-- Problem requirements --
Your task is to repeat the entries exactly. Leave the pictures out.

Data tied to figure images
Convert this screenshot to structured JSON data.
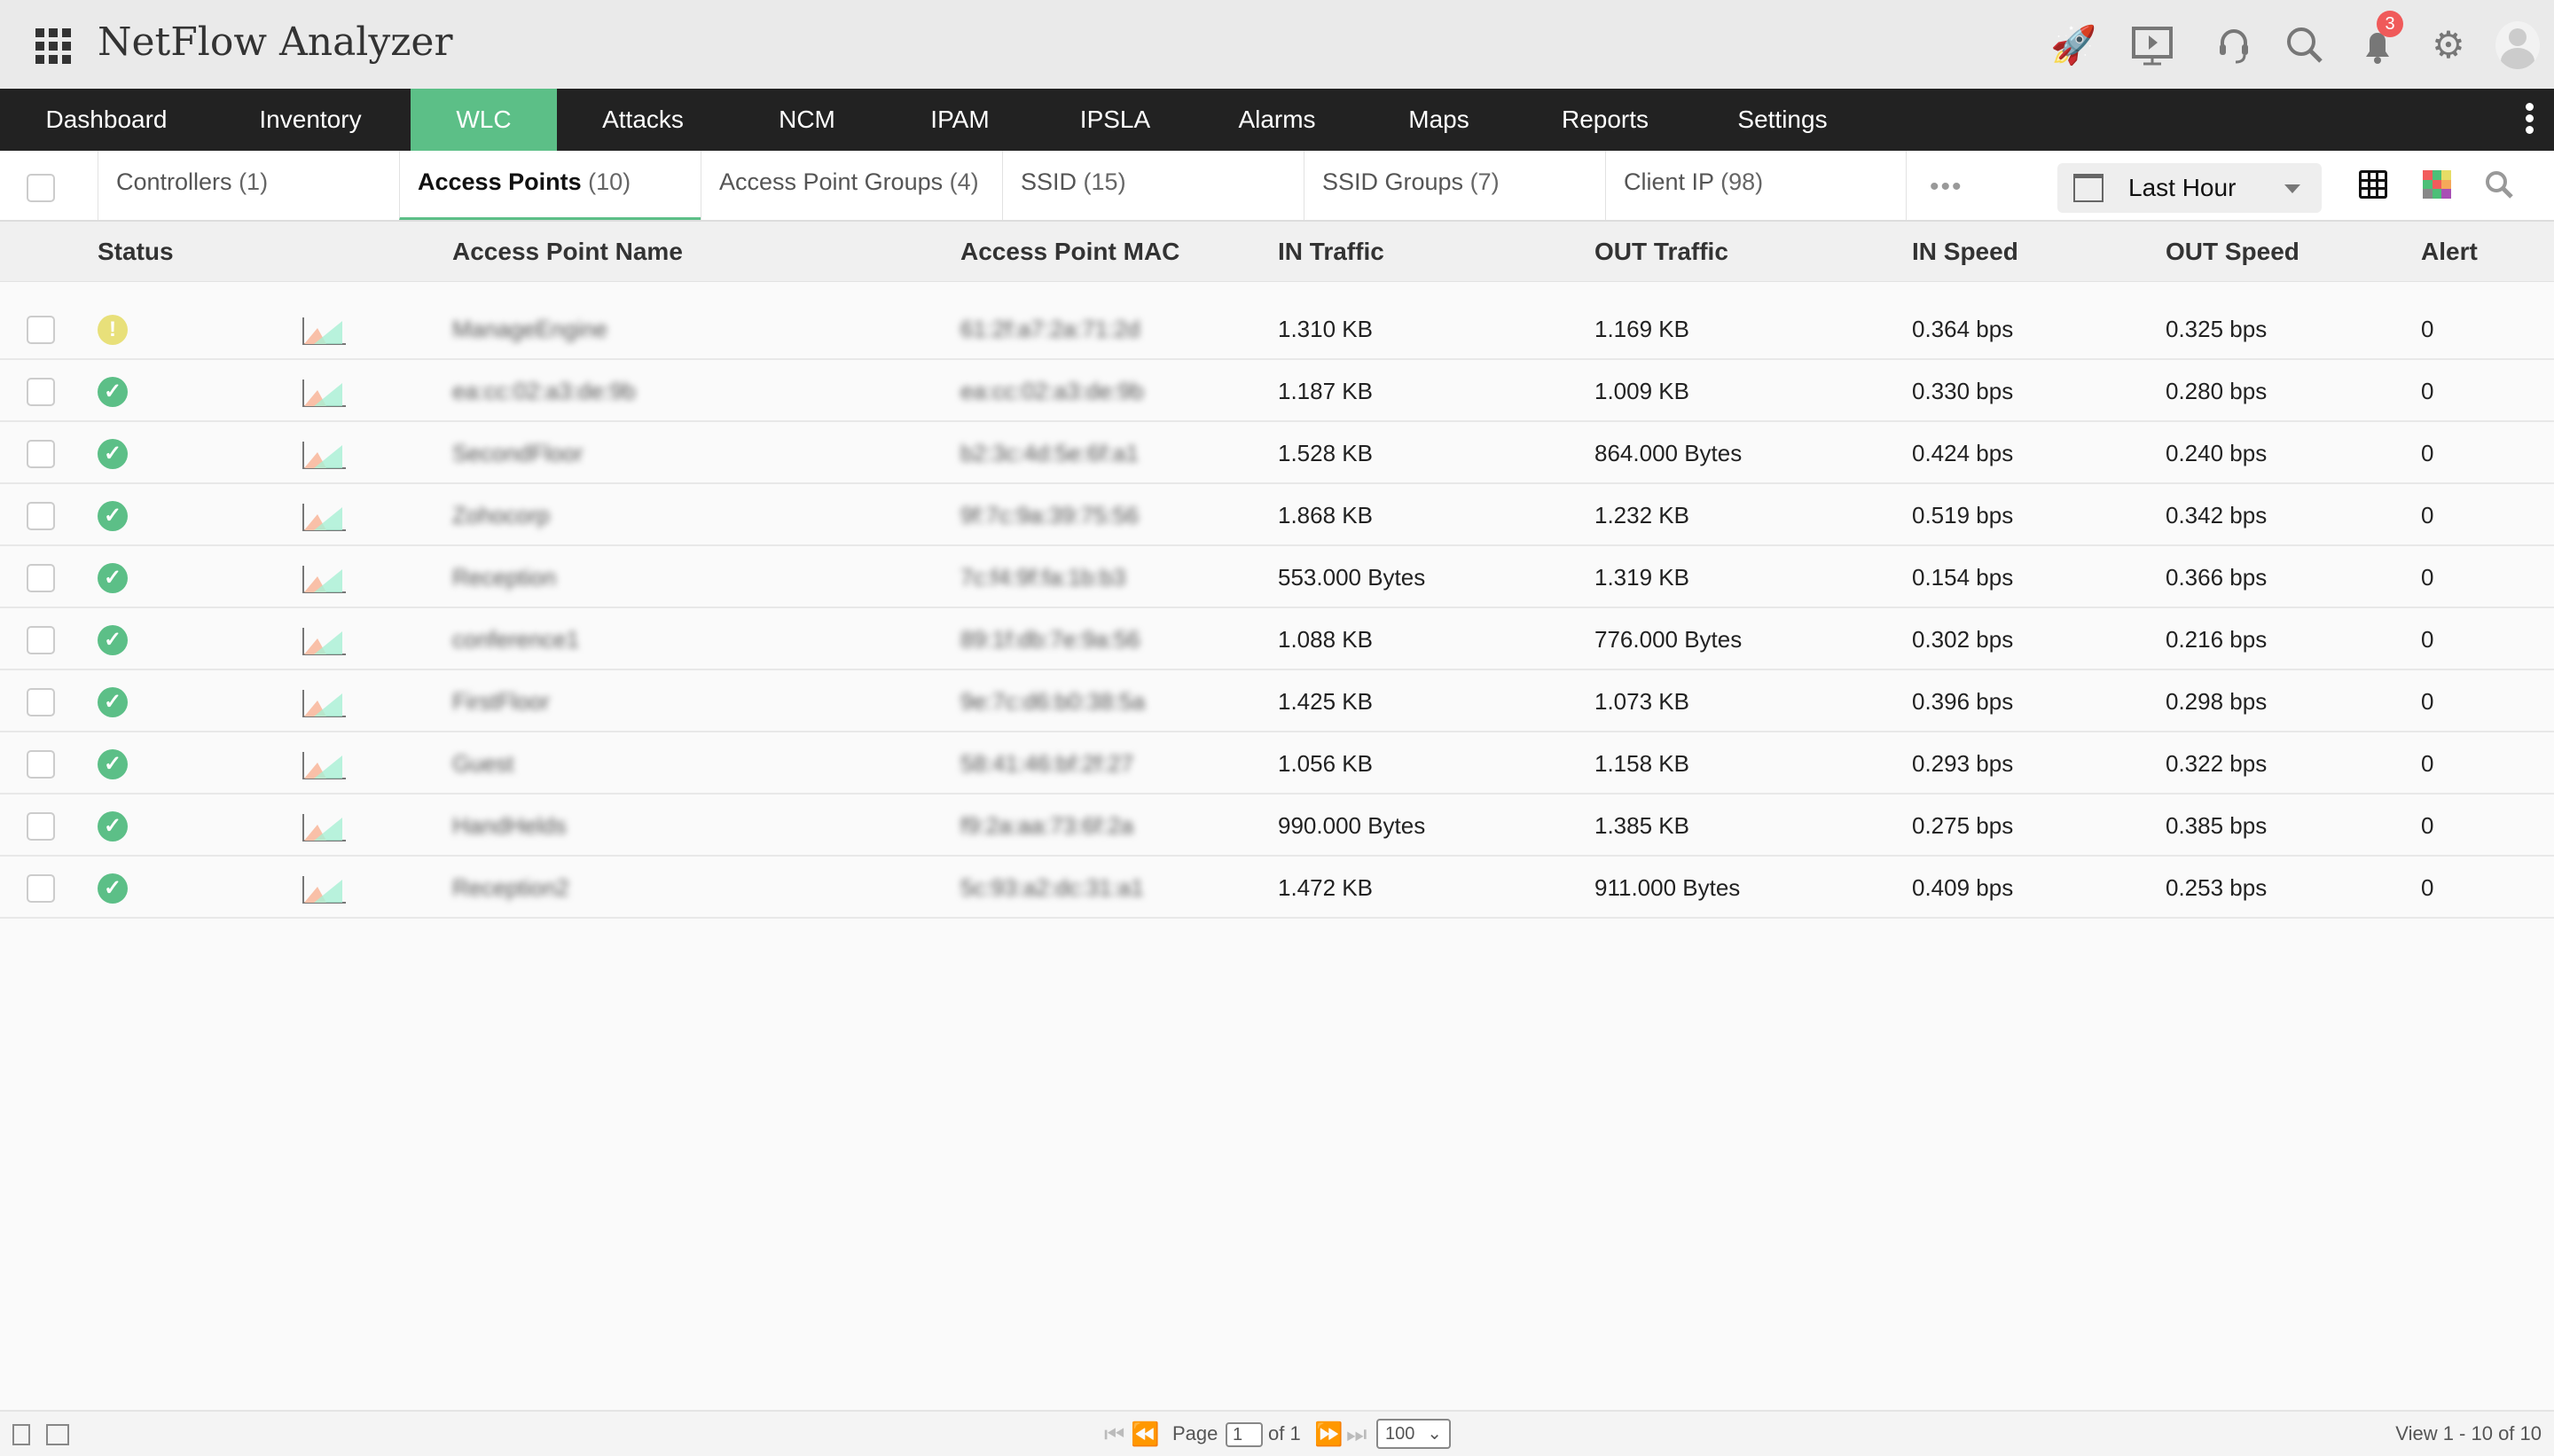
{
  "app": {
    "title": "NetFlow Analyzer",
    "notification_count": "3"
  },
  "header_icons": [
    "rocket-icon",
    "presentation-icon",
    "headset-icon",
    "search-icon",
    "bell-icon",
    "gear-icon",
    "user-avatar-icon"
  ],
  "nav": [
    {
      "label": "Dashboard"
    },
    {
      "label": "Inventory"
    },
    {
      "label": "WLC",
      "active": true
    },
    {
      "label": "Attacks"
    },
    {
      "label": "NCM"
    },
    {
      "label": "IPAM"
    },
    {
      "label": "IPSLA"
    },
    {
      "label": "Alarms"
    },
    {
      "label": "Maps"
    },
    {
      "label": "Reports"
    },
    {
      "label": "Settings"
    }
  ],
  "tabs": [
    {
      "label": "Controllers",
      "count": "(1)"
    },
    {
      "label": "Access Points",
      "count": "(10)",
      "selected": true
    },
    {
      "label": "Access Point Groups",
      "count": "(4)"
    },
    {
      "label": "SSID",
      "count": "(15)"
    },
    {
      "label": "SSID Groups",
      "count": "(7)"
    },
    {
      "label": "Client IP",
      "count": "(98)"
    }
  ],
  "toolbar": {
    "more": "•••",
    "period": "Last Hour"
  },
  "colors": {
    "accent": "#5cbf87",
    "nav_bg": "#222222",
    "ok": "#5cbf87",
    "warning": "#e8e07a",
    "badge": "#f05a5a"
  },
  "table": {
    "columns": [
      "Status",
      "Access Point Name",
      "Access Point MAC",
      "IN Traffic",
      "OUT Traffic",
      "IN Speed",
      "OUT Speed",
      "Alert"
    ],
    "rows": [
      {
        "status": "warning",
        "name": "ManageEngine",
        "mac": "61:2f:a7:2a:71:2d",
        "in": "1.310 KB",
        "out": "1.169 KB",
        "in_speed": "0.364 bps",
        "out_speed": "0.325 bps",
        "alert": "0"
      },
      {
        "status": "ok",
        "name": "ea:cc:02:a3:de:9b",
        "mac": "ea:cc:02:a3:de:9b",
        "in": "1.187 KB",
        "out": "1.009 KB",
        "in_speed": "0.330 bps",
        "out_speed": "0.280 bps",
        "alert": "0"
      },
      {
        "status": "ok",
        "name": "SecondFloor",
        "mac": "b2:3c:4d:5e:6f:a1",
        "in": "1.528 KB",
        "out": "864.000 Bytes",
        "in_speed": "0.424 bps",
        "out_speed": "0.240 bps",
        "alert": "0"
      },
      {
        "status": "ok",
        "name": "Zohocorp",
        "mac": "9f:7c:9a:39:75:56",
        "in": "1.868 KB",
        "out": "1.232 KB",
        "in_speed": "0.519 bps",
        "out_speed": "0.342 bps",
        "alert": "0"
      },
      {
        "status": "ok",
        "name": "Reception",
        "mac": "7c:f4:9f:fa:1b:b3",
        "in": "553.000 Bytes",
        "out": "1.319 KB",
        "in_speed": "0.154 bps",
        "out_speed": "0.366 bps",
        "alert": "0"
      },
      {
        "status": "ok",
        "name": "conference1",
        "mac": "89:1f:db:7e:9a:56",
        "in": "1.088 KB",
        "out": "776.000 Bytes",
        "in_speed": "0.302 bps",
        "out_speed": "0.216 bps",
        "alert": "0"
      },
      {
        "status": "ok",
        "name": "FirstFloor",
        "mac": "9e:7c:d6:b0:38:5a",
        "in": "1.425 KB",
        "out": "1.073 KB",
        "in_speed": "0.396 bps",
        "out_speed": "0.298 bps",
        "alert": "0"
      },
      {
        "status": "ok",
        "name": "Guest",
        "mac": "58:41:46:bf:2f:27",
        "in": "1.056 KB",
        "out": "1.158 KB",
        "in_speed": "0.293 bps",
        "out_speed": "0.322 bps",
        "alert": "0"
      },
      {
        "status": "ok",
        "name": "HandHelds",
        "mac": "f9:2a:aa:73:6f:2a",
        "in": "990.000 Bytes",
        "out": "1.385 KB",
        "in_speed": "0.275 bps",
        "out_speed": "0.385 bps",
        "alert": "0"
      },
      {
        "status": "ok",
        "name": "Reception2",
        "mac": "5c:93:a2:dc:31:a1",
        "in": "1.472 KB",
        "out": "911.000 Bytes",
        "in_speed": "0.409 bps",
        "out_speed": "0.253 bps",
        "alert": "0"
      }
    ]
  },
  "footer": {
    "page_label": "Page",
    "page": "1",
    "of": "of 1",
    "page_size": "100",
    "view": "View 1 - 10 of 10"
  }
}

-- Task answer --
Convert this screenshot to structured JSON data.
{
  "app": {
    "title": "NetFlow Analyzer",
    "notification_count": "3"
  },
  "header_icons": [
    "rocket-icon",
    "presentation-icon",
    "headset-icon",
    "search-icon",
    "bell-icon",
    "gear-icon",
    "user-avatar-icon"
  ],
  "nav": [
    {
      "label": "Dashboard"
    },
    {
      "label": "Inventory"
    },
    {
      "label": "WLC",
      "active": true
    },
    {
      "label": "Attacks"
    },
    {
      "label": "NCM"
    },
    {
      "label": "IPAM"
    },
    {
      "label": "IPSLA"
    },
    {
      "label": "Alarms"
    },
    {
      "label": "Maps"
    },
    {
      "label": "Reports"
    },
    {
      "label": "Settings"
    }
  ],
  "tabs": [
    {
      "label": "Controllers",
      "count": "(1)"
    },
    {
      "label": "Access Points",
      "count": "(10)",
      "selected": true
    },
    {
      "label": "Access Point Groups",
      "count": "(4)"
    },
    {
      "label": "SSID",
      "count": "(15)"
    },
    {
      "label": "SSID Groups",
      "count": "(7)"
    },
    {
      "label": "Client IP",
      "count": "(98)"
    }
  ],
  "toolbar": {
    "more": "•••",
    "period": "Last Hour"
  },
  "colors": {
    "accent": "#5cbf87",
    "nav_bg": "#222222",
    "ok": "#5cbf87",
    "warning": "#e8e07a",
    "badge": "#f05a5a"
  },
  "table": {
    "columns": [
      "Status",
      "Access Point Name",
      "Access Point MAC",
      "IN Traffic",
      "OUT Traffic",
      "IN Speed",
      "OUT Speed",
      "Alert"
    ],
    "rows": [
      {
        "status": "warning",
        "name": "ManageEngine",
        "mac": "61:2f:a7:2a:71:2d",
        "in": "1.310 KB",
        "out": "1.169 KB",
        "in_speed": "0.364 bps",
        "out_speed": "0.325 bps",
        "alert": "0"
      },
      {
        "status": "ok",
        "name": "ea:cc:02:a3:de:9b",
        "mac": "ea:cc:02:a3:de:9b",
        "in": "1.187 KB",
        "out": "1.009 KB",
        "in_speed": "0.330 bps",
        "out_speed": "0.280 bps",
        "alert": "0"
      },
      {
        "status": "ok",
        "name": "SecondFloor",
        "mac": "b2:3c:4d:5e:6f:a1",
        "in": "1.528 KB",
        "out": "864.000 Bytes",
        "in_speed": "0.424 bps",
        "out_speed": "0.240 bps",
        "alert": "0"
      },
      {
        "status": "ok",
        "name": "Zohocorp",
        "mac": "9f:7c:9a:39:75:56",
        "in": "1.868 KB",
        "out": "1.232 KB",
        "in_speed": "0.519 bps",
        "out_speed": "0.342 bps",
        "alert": "0"
      },
      {
        "status": "ok",
        "name": "Reception",
        "mac": "7c:f4:9f:fa:1b:b3",
        "in": "553.000 Bytes",
        "out": "1.319 KB",
        "in_speed": "0.154 bps",
        "out_speed": "0.366 bps",
        "alert": "0"
      },
      {
        "status": "ok",
        "name": "conference1",
        "mac": "89:1f:db:7e:9a:56",
        "in": "1.088 KB",
        "out": "776.000 Bytes",
        "in_speed": "0.302 bps",
        "out_speed": "0.216 bps",
        "alert": "0"
      },
      {
        "status": "ok",
        "name": "FirstFloor",
        "mac": "9e:7c:d6:b0:38:5a",
        "in": "1.425 KB",
        "out": "1.073 KB",
        "in_speed": "0.396 bps",
        "out_speed": "0.298 bps",
        "alert": "0"
      },
      {
        "status": "ok",
        "name": "Guest",
        "mac": "58:41:46:bf:2f:27",
        "in": "1.056 KB",
        "out": "1.158 KB",
        "in_speed": "0.293 bps",
        "out_speed": "0.322 bps",
        "alert": "0"
      },
      {
        "status": "ok",
        "name": "HandHelds",
        "mac": "f9:2a:aa:73:6f:2a",
        "in": "990.000 Bytes",
        "out": "1.385 KB",
        "in_speed": "0.275 bps",
        "out_speed": "0.385 bps",
        "alert": "0"
      },
      {
        "status": "ok",
        "name": "Reception2",
        "mac": "5c:93:a2:dc:31:a1",
        "in": "1.472 KB",
        "out": "911.000 Bytes",
        "in_speed": "0.409 bps",
        "out_speed": "0.253 bps",
        "alert": "0"
      }
    ]
  },
  "footer": {
    "page_label": "Page",
    "page": "1",
    "of": "of 1",
    "page_size": "100",
    "view": "View 1 - 10 of 10"
  }
}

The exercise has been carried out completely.